Exercise description: Count how many lines in the material below hold the word "subtitle"; the reply is that number alone.

- - -

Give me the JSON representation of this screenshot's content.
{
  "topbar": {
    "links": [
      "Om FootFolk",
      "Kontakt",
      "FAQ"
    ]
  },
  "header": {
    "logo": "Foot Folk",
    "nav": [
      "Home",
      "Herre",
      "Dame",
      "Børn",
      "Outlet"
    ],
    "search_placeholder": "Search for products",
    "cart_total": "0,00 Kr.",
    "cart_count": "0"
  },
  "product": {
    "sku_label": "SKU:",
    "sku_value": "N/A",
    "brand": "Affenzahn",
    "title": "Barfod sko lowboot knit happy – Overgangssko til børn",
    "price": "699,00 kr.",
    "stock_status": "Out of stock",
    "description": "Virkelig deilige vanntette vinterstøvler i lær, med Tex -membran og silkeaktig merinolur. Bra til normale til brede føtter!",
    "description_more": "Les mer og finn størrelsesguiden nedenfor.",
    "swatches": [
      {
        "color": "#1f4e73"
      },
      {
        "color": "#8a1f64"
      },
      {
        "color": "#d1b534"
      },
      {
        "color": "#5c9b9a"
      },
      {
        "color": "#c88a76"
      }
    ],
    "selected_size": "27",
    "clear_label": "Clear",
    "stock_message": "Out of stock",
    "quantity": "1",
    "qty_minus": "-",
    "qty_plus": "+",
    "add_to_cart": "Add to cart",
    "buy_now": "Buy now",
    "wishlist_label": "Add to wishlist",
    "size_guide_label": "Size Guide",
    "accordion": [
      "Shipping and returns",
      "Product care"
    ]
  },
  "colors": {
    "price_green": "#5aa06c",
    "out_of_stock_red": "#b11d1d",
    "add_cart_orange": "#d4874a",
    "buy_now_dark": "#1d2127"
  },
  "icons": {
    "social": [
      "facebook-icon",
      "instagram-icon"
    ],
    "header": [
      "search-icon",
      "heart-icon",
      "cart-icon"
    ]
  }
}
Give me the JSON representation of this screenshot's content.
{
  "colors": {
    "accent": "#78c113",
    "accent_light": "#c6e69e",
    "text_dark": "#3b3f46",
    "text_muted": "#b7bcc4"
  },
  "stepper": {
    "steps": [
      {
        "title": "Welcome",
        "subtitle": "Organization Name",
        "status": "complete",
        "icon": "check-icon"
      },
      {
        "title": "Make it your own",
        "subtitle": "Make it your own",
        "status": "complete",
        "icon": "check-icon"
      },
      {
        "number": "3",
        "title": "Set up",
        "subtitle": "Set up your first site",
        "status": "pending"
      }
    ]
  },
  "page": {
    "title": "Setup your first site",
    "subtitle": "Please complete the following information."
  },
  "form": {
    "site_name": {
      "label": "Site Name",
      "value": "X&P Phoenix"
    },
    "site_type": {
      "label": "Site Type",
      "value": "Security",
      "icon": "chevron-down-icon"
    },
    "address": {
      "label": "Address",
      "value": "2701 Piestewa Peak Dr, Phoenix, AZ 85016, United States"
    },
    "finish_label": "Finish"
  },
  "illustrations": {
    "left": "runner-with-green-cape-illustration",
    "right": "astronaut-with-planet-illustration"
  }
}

- - -

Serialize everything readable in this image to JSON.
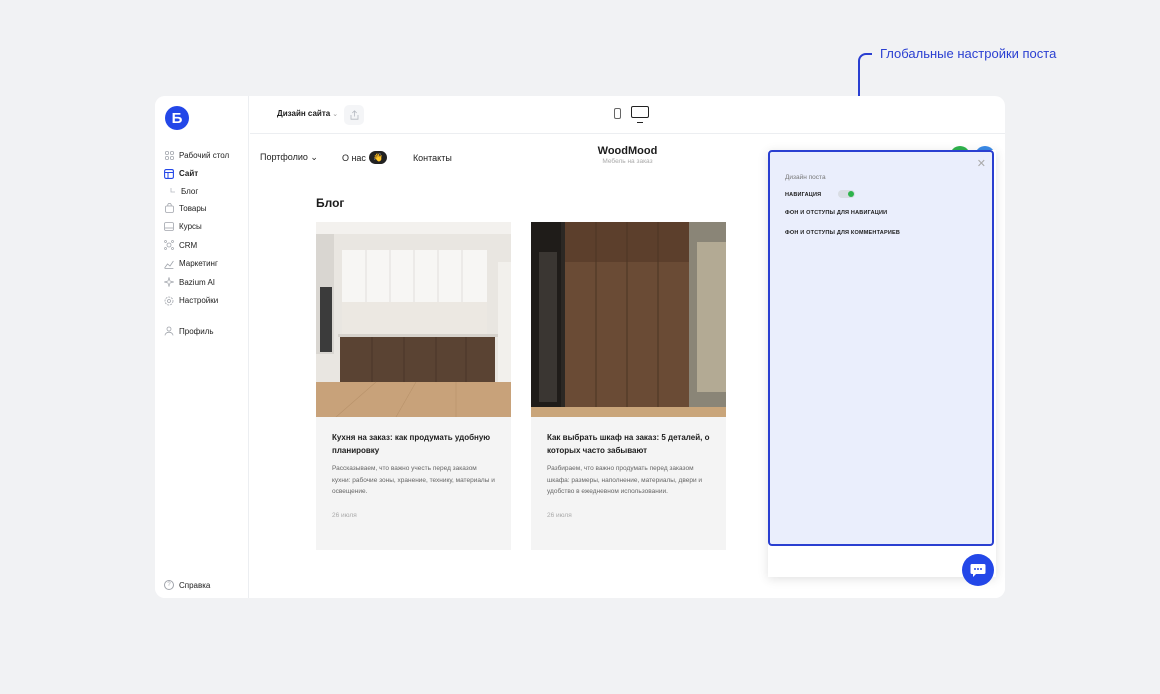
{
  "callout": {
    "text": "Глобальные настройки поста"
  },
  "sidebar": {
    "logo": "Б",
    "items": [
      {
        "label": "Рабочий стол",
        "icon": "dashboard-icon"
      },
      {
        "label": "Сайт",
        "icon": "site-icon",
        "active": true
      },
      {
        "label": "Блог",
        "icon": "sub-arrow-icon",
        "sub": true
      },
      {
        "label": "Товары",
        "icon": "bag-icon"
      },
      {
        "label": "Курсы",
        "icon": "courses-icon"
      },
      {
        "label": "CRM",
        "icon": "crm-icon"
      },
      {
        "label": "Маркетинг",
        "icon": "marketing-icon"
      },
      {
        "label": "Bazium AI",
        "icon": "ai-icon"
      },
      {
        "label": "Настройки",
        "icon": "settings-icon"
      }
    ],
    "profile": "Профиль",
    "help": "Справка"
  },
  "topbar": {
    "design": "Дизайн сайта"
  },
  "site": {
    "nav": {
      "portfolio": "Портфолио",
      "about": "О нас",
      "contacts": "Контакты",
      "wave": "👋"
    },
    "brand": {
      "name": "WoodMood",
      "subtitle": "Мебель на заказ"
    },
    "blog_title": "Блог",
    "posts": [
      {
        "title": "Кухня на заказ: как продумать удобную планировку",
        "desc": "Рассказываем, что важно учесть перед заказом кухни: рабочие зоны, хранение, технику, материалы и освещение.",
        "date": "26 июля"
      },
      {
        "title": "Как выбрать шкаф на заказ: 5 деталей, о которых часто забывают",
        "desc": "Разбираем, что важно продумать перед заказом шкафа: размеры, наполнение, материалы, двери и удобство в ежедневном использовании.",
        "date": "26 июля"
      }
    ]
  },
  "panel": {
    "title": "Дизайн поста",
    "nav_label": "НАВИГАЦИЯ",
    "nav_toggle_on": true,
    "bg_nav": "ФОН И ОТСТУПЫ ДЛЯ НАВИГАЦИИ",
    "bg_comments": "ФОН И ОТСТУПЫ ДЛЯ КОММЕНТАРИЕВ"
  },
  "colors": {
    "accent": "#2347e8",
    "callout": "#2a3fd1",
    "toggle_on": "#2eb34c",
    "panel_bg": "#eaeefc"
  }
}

- - -

Task solution: 5